**Your tasks:**
1/ Transcribe the passage of the interview on open licensing from "RP: In the past" up to and including "to other areas.".
2/ In the interview on open licensing, how many of the main six Creative Commons licenses are open content licenses under the Open Definition, and which are they?
[begin Document section]
For those interested in learning more about copyright’s history, I highly recommend the work of Ronan Deazley, and suggest people look at the first sections in Patry on Copyright. They could also usefully read Patry’s Moral Panics and the Copyright Wars. Additionally, there are many historical materials on copyright available at the homepage for a specific research project on the topic here.

Three tranches

RP: In the past twenty years or so we have seen a number of alternative approaches to licensing content develop — most notably through the General Public Licence and the set of licences developed by the Creative Commons. Why do you think these licences have emerged, and what are the implications of their emergence in your view?

JH: I see free and open licence development as happening within three tranches, all related to a specific area of use.

1. FOSS for software. Alongside the GPL, there have been a number of licences developed since the birth of the movement (and continuing to today), all aimed at software. These licences work best for software and tend to fall over when applied to other areas.

2. Open licences and Public licences for content. These are aimed at content, such as video, images, music, and so on. Creative Commons is certainly the most popular, but definitely not the first. The birth of CC does however represent a watershed moment in thinking about open licensing for content.

I distinguish open licences from public licences here, mostly because Creative Commons is so popular. Open has so many meanings to people (as do “free”) that it is critical to define from a legal perspective what is meant when one says “open”. The Open Knowledge Definition does this, and states that “open” means users have the right to use, reuse, and redistribute the content with very few restrictions — only attribution and share-alike are allowed restrictions, and commercial use must specifically be allowed.

The Open Definition means that only two out of the main six CC licences are open content licences — CC-BY and CC-BY-SA. The other four involve the No Derivatives (ND) restriction (thus prohibiting reuse) or have Non Commercial (NC) restrictions. The other four are what I refer to as “public licences”; in other words they are licences provided for use by the general public.

Of course CC’s public domain tools, such as CC0, all meet the Open Definition as well because they have no restrictions on use, reuse, and redistribution.

I wrote about this in a bit more detail recently on my blog.

3. Open Data Licences. Databases are different from content and software — they are a little like both in what users want to do with them and how licensors want to protect them, but are different from software and content in both the legal rights that apply and how database creators want to use open data licences.

As a result, there’s a need for specific open data licences, which is why we founded Open Data Commons. Today we have three tools available. It’s a new area of open licensing and we’re all still trying to work out all the questions and implications.

Open data

RP: As you say, data needs to be treated differently from other types of content, and for this reason a number of specific licences have been developed — including the Public Domain Dedication Licence (PDDL), the Public Doman Dedication Certificate (PDDC) and Creative Commons Zero. Can you explain how these licences approach the issue of licensing data in an open way?

JH: The three you’ve mentioned are all aimed at placing work into the public domain. The public domain has a very specific meaning in a legal context: It means that there are no copyright or other IP rights over the work. This is the most open/free approach as the aim is to eliminate any restrictions from an IP perspective.
[end Document section]
[begin Records]
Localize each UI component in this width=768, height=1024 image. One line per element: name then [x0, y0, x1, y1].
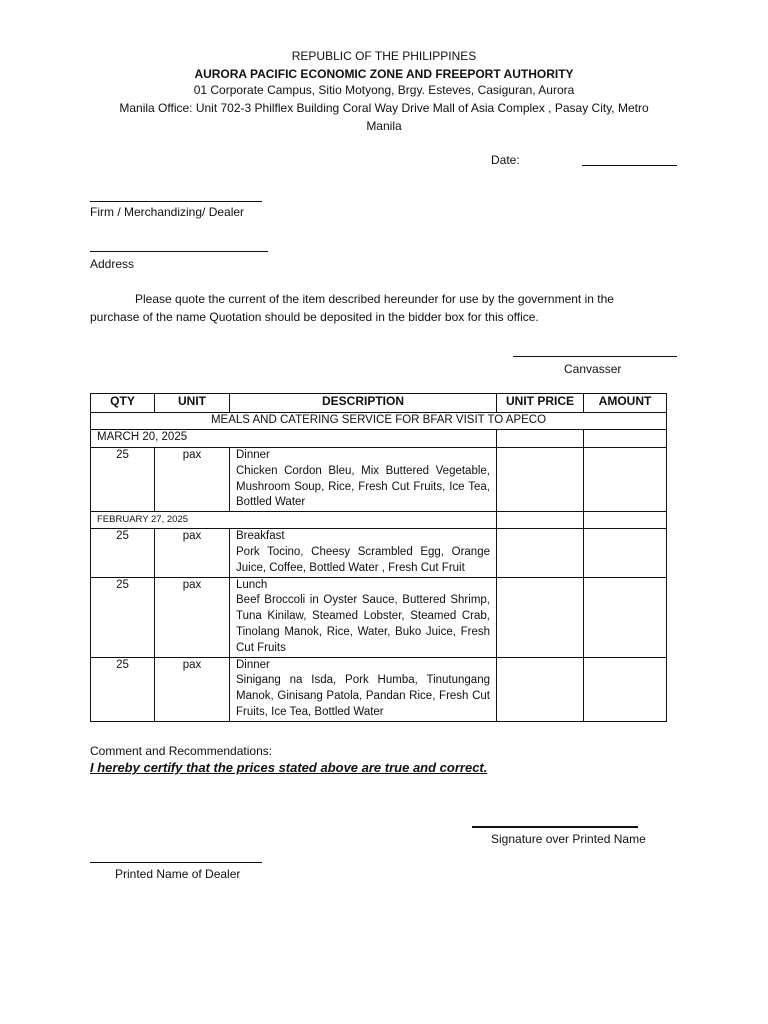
date-blank-line	[582, 165, 677, 166]
header-manila-address-cont: Manila	[366, 119, 402, 133]
header-campus-address: 01 Corporate Campus, Sitio Motyong, Brgy. Esteves, Casiguran, Aurora	[193, 83, 575, 97]
signature-label: Signature over Printed Name	[491, 832, 646, 846]
group-date-february: FEBRUARY 27, 2025	[91, 512, 497, 529]
header-qty: QTY	[91, 394, 155, 413]
unit-cell: pax	[155, 657, 230, 721]
address-label: Address	[90, 257, 135, 271]
unit-price-cell[interactable]	[497, 448, 584, 512]
header-republic: REPUBLIC OF THE PHILIPPINES	[291, 49, 477, 63]
header-unit: UNIT	[155, 394, 230, 413]
meal-label: Dinner	[236, 658, 270, 671]
meal-label: Breakfast	[236, 530, 285, 543]
table-row	[91, 529, 667, 577]
group-date-march: MARCH 20, 2025	[91, 430, 497, 448]
table-row	[91, 448, 667, 512]
amount-cell[interactable]	[584, 512, 667, 529]
unit-cell: pax	[155, 448, 230, 512]
qty-cell: 25	[91, 448, 155, 512]
unit-price-cell[interactable]	[497, 577, 584, 657]
date-row	[91, 430, 667, 448]
amount-cell[interactable]	[584, 448, 667, 512]
description-cell	[230, 577, 497, 657]
table-row	[91, 577, 667, 657]
description-cell	[230, 657, 497, 721]
table-title-row	[91, 413, 667, 430]
instructions-line-1: Please quote the current of the item described hereunder for use by the government in the	[135, 292, 614, 306]
description-cell	[230, 529, 497, 577]
table-row	[91, 657, 667, 721]
date-label: Date:	[491, 153, 520, 167]
meal-label: Lunch	[236, 578, 268, 591]
menu-text: Sinigang na Isda, Pork Humba, Tinutungang Manok, Ginisang Patola, Pandan Rice, Fresh Cut Fruits, Ice Tea, Bottled Water	[236, 674, 490, 718]
firm-label: Firm / Merchandizing/ Dealer	[90, 205, 245, 219]
qty-cell: 25	[91, 529, 155, 577]
printed-name-label: Printed Name of Dealer	[115, 867, 241, 881]
unit-price-cell[interactable]	[497, 657, 584, 721]
canvasser-label: Canvasser	[564, 362, 622, 376]
header-amount: AMOUNT	[584, 394, 667, 413]
unit-price-cell[interactable]	[497, 512, 584, 529]
amount-cell[interactable]	[584, 430, 667, 448]
address-blank-line	[90, 251, 268, 252]
header-description: DESCRIPTION	[230, 394, 497, 413]
firm-blank-line	[90, 201, 262, 202]
menu-text: Beef Broccoli in Oyster Sauce, Buttered Shrimp, Tuna Kinilaw, Steamed Lobster, Steamed Crab, Tinolang Manok, Rice, Water, Buko Juice, Fresh Cut Fruits	[236, 594, 490, 654]
unit-cell: pax	[155, 577, 230, 657]
unit-cell: pax	[155, 529, 230, 577]
amount-cell[interactable]	[584, 577, 667, 657]
menu-text: Chicken Cordon Bleu, Mix Buttered Vegetable, Mushroom Soup, Rice, Fresh Cut Fruits, Ice Tea, Bottled Water	[236, 464, 490, 509]
qty-cell: 25	[91, 577, 155, 657]
table-title: MEALS AND CATERING SERVICE FOR BFAR VISIT TO APECO	[91, 413, 667, 430]
header-unit-price: UNIT PRICE	[497, 394, 584, 413]
certification-statement: I hereby certify that the prices stated above are true and correct.	[90, 760, 488, 775]
amount-cell[interactable]	[584, 657, 667, 721]
menu-text: Pork Tocino, Cheesy Scrambled Egg, Orange Juice, Coffee, Bottled Water , Fresh Cut Fruit	[236, 545, 490, 574]
signature-blank-line	[472, 826, 638, 828]
unit-price-cell[interactable]	[497, 529, 584, 577]
table-header-row	[91, 394, 667, 413]
dealer-name-blank-line	[90, 862, 262, 863]
unit-price-cell[interactable]	[497, 430, 584, 448]
header-manila-address: Manila Office: Unit 702-3 Philflex Building Coral Way Drive Mall of Asia Complex , Pasay City, Metro	[119, 101, 649, 115]
comments-label: Comment and Recommendations:	[90, 744, 273, 758]
meal-label: Dinner	[236, 449, 270, 461]
amount-cell[interactable]	[584, 529, 667, 577]
date-row	[91, 512, 667, 529]
qty-cell: 25	[91, 657, 155, 721]
canvasser-blank-line	[513, 356, 677, 357]
quotation-table	[90, 393, 667, 722]
header-agency: AURORA PACIFIC ECONOMIC ZONE AND FREEPORT AUTHORITY	[194, 67, 574, 81]
instructions-line-2: purchase of the name Quotation should be deposited in the bidder box for this office.	[90, 310, 539, 324]
description-cell	[230, 448, 497, 512]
[end Records]
**Task answers:**
1/
RP: In the past twenty years or so we have seen a number of alternative approaches to licensing content develop — most notably through the General Public Licence and the set of licences developed by the Creative Commons. Why do you think these licences have emerged, and what are the implications of their emergence in your view?

JH: I see free and open licence development as happening within three tranches, all related to a specific area of use.

1. FOSS for software. Alongside the GPL, there have been a number of licences developed since the birth of the movement (and continuing to today), all aimed at software. These licences work best for software and tend to fall over when applied to other areas.

2/ Two: CC-BY and CC-BY-SA.